DIRECTIVE — Transcribe every entry below word for word, but skip the pictures.

EXERCISE DATA —
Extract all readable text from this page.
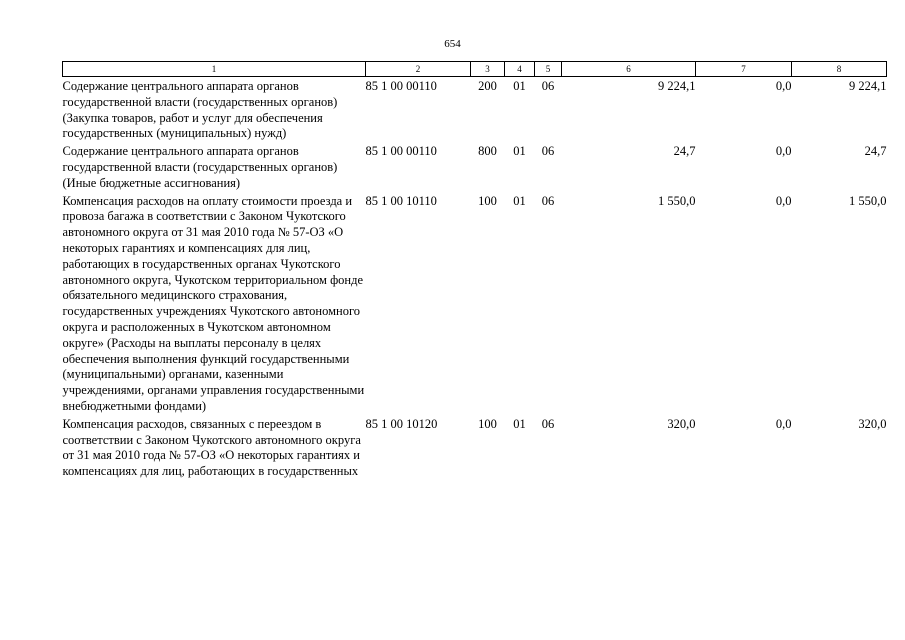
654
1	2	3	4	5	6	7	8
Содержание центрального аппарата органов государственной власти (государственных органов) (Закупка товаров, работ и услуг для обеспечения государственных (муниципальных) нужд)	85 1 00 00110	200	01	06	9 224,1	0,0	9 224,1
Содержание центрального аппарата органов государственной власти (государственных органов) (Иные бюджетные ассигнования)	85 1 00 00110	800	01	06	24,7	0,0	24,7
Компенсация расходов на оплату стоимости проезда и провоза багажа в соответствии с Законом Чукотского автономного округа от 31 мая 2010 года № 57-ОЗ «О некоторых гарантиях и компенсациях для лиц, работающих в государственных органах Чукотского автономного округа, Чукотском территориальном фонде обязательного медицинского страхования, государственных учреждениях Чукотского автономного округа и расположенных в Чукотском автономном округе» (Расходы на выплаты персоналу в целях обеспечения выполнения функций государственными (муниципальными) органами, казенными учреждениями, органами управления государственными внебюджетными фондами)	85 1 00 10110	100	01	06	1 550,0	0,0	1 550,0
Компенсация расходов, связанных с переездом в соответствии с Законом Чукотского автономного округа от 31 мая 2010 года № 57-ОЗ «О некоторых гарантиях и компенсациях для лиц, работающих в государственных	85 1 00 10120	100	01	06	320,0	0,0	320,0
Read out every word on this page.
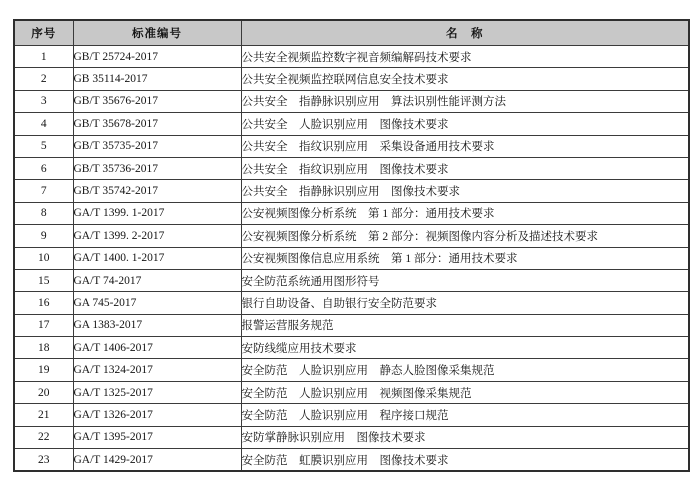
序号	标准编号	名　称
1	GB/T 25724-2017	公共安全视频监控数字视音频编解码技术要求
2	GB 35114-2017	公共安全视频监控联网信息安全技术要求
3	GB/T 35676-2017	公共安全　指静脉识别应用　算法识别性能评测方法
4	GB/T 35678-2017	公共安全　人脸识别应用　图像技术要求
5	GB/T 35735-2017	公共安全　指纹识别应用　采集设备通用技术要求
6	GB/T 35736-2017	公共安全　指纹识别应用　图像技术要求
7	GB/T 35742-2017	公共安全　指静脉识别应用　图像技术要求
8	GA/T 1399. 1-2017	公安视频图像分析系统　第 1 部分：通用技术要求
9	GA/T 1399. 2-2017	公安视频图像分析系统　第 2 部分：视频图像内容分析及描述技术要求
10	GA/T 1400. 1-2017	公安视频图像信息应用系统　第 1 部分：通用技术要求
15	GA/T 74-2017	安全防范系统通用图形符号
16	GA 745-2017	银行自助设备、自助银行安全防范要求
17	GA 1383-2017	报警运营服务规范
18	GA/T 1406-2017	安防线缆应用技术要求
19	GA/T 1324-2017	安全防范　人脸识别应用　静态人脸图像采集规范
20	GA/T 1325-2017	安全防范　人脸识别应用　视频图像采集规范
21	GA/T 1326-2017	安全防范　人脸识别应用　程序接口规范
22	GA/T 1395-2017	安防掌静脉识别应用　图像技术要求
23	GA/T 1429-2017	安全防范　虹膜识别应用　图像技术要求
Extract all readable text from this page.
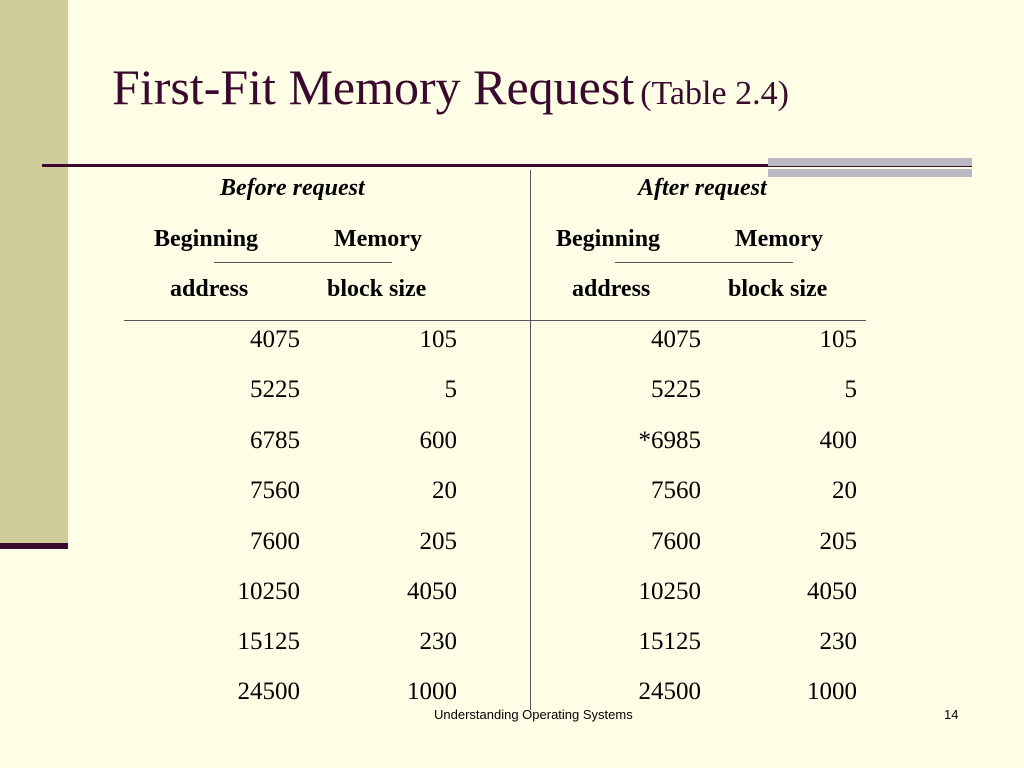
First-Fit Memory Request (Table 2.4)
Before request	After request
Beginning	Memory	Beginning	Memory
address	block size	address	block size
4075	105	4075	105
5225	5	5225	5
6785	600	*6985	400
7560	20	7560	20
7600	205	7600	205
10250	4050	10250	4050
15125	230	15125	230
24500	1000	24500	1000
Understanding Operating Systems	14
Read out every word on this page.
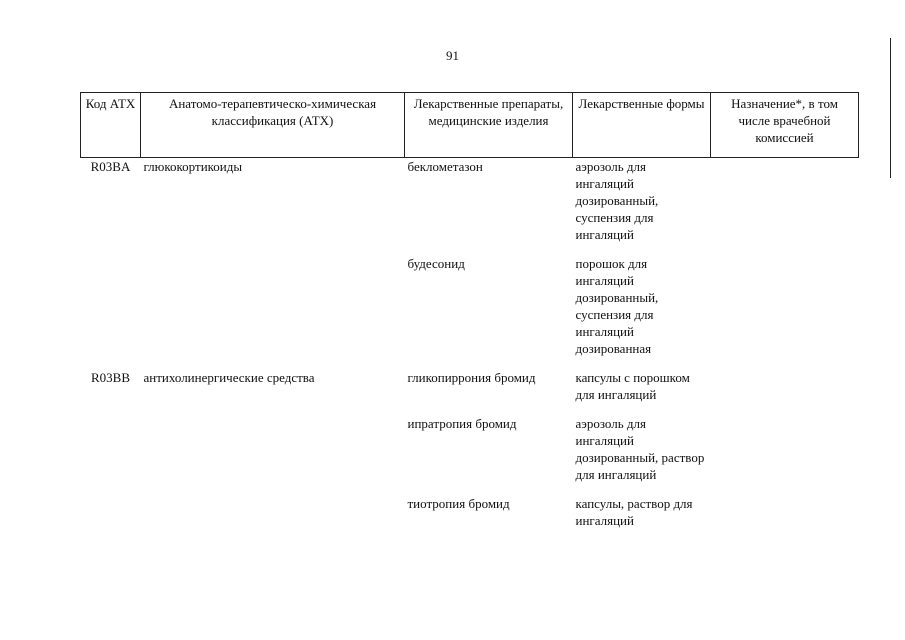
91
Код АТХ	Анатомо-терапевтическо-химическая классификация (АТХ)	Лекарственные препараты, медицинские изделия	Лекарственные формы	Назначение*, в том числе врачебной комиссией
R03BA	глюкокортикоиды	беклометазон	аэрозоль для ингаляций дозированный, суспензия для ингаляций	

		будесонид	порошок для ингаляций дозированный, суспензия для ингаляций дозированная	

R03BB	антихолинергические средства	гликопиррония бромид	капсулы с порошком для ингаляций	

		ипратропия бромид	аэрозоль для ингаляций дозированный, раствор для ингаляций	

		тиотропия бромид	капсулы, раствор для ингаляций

FINAL RESULT —
Extract all readable text from this page.
654
1	2	3	4	5	6	7	8
Содержание центрального аппарата органов государственной власти (государственных органов) (Закупка товаров, работ и услуг для обеспечения государственных (муниципальных) нужд)	85 1 00 00110	200	01	06	9 224,1	0,0	9 224,1
Содержание центрального аппарата органов государственной власти (государственных органов) (Иные бюджетные ассигнования)	85 1 00 00110	800	01	06	24,7	0,0	24,7
Компенсация расходов на оплату стоимости проезда и провоза багажа в соответствии с Законом Чукотского автономного округа от 31 мая 2010 года № 57-ОЗ «О некоторых гарантиях и компенсациях для лиц, работающих в государственных органах Чукотского автономного округа, Чукотском территориальном фонде обязательного медицинского страхования, государственных учреждениях Чукотского автономного округа и расположенных в Чукотском автономном округе» (Расходы на выплаты персоналу в целях обеспечения выполнения функций государственными (муниципальными) органами, казенными учреждениями, органами управления государственными внебюджетными фондами)	85 1 00 10110	100	01	06	1 550,0	0,0	1 550,0
Компенсация расходов, связанных с переездом в соответствии с Законом Чукотского автономного округа от 31 мая 2010 года № 57-ОЗ «О некоторых гарантиях и компенсациях для лиц, работающих в государственных	85 1 00 10120	100	01	06	320,0	0,0	320,0
Read out every word on this page.
序号	标准编号	名　称
1	GB/T 25724-2017	公共安全视频监控数字视音频编解码技术要求
2	GB 35114-2017	公共安全视频监控联网信息安全技术要求
3	GB/T 35676-2017	公共安全　指静脉识别应用　算法识别性能评测方法
4	GB/T 35678-2017	公共安全　人脸识别应用　图像技术要求
5	GB/T 35735-2017	公共安全　指纹识别应用　采集设备通用技术要求
6	GB/T 35736-2017	公共安全　指纹识别应用　图像技术要求
7	GB/T 35742-2017	公共安全　指静脉识别应用　图像技术要求
8	GA/T 1399. 1-2017	公安视频图像分析系统　第 1 部分：通用技术要求
9	GA/T 1399. 2-2017	公安视频图像分析系统　第 2 部分：视频图像内容分析及描述技术要求
10	GA/T 1400. 1-2017	公安视频图像信息应用系统　第 1 部分：通用技术要求
15	GA/T 74-2017	安全防范系统通用图形符号
16	GA 745-2017	银行自助设备、自助银行安全防范要求
17	GA 1383-2017	报警运营服务规范
18	GA/T 1406-2017	安防线缆应用技术要求
19	GA/T 1324-2017	安全防范　人脸识别应用　静态人脸图像采集规范
20	GA/T 1325-2017	安全防范　人脸识别应用　视频图像采集规范
21	GA/T 1326-2017	安全防范　人脸识别应用　程序接口规范
22	GA/T 1395-2017	安防掌静脉识别应用　图像技术要求
23	GA/T 1429-2017	安全防范　虹膜识别应用　图像技术要求
Extract all readable text from this page.
First-Fit Memory Request (Table 2.4)
Before request	After request
Beginning	Memory	Beginning	Memory
address	block size	address	block size
4075	105	4075	105
5225	5	5225	5
6785	600	*6985	400
7560	20	7560	20
7600	205	7600	205
10250	4050	10250	4050
15125	230	15125	230
24500	1000	24500	1000
Understanding Operating Systems	14
Read out every word on this page.
91
Код АТХ	Анатомо-терапевтическо-химическая классификация (АТХ)	Лекарственные препараты, медицинские изделия	Лекарственные формы	Назначение*, в том числе врачебной комиссией
R03BA	глюкокортикоиды	беклометазон	аэрозоль для ингаляций дозированный, суспензия для ингаляций	

		будесонид	порошок для ингаляций дозированный, суспензия для ингаляций дозированная	

R03BB	антихолинергические средства	гликопиррония бромид	капсулы с порошком для ингаляций	

		ипратропия бромид	аэрозоль для ингаляций дозированный, раствор для ингаляций	

		тиотропия бромид	капсулы, раствор для ингаляций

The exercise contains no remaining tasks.